EXERCISE INSTRUCTIONS:
Search the records below for the word "none" and show every line where it occurs.

· · · · · · ·

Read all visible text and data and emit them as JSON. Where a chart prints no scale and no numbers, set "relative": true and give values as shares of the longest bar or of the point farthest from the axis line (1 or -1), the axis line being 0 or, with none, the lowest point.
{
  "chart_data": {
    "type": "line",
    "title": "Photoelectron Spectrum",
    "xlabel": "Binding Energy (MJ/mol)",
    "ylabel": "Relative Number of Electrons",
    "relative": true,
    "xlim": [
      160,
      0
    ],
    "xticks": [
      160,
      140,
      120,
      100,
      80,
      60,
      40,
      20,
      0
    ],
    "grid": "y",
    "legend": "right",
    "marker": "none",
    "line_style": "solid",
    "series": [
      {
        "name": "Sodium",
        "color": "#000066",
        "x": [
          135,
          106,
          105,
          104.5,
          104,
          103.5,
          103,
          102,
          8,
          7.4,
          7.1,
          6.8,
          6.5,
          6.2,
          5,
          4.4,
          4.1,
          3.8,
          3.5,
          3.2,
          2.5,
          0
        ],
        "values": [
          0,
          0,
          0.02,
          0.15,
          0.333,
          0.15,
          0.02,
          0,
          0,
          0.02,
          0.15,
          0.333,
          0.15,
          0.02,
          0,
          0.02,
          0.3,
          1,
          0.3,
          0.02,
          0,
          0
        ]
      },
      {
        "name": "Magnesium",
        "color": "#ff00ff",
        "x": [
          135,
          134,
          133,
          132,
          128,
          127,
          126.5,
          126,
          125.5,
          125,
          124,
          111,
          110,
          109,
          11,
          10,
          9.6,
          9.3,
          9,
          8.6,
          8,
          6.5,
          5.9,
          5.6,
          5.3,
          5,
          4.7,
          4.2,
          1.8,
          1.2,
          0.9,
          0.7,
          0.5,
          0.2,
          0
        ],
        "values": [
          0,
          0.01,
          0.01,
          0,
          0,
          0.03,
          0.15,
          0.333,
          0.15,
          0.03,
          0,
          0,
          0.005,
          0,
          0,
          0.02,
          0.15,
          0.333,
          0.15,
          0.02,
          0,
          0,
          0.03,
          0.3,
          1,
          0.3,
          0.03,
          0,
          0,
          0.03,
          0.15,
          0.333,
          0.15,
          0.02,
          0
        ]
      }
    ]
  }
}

· · · · · · ·

REPLY:
Read all visible text and data and emit them as JSON. Where a chart prints no scale and no numbers, set "relative": true and give values as shares of the longest bar or of the point farthest from the axis line (1 or -1), the axis line being 0 or, with none, the lowest point.
    "marker": "none",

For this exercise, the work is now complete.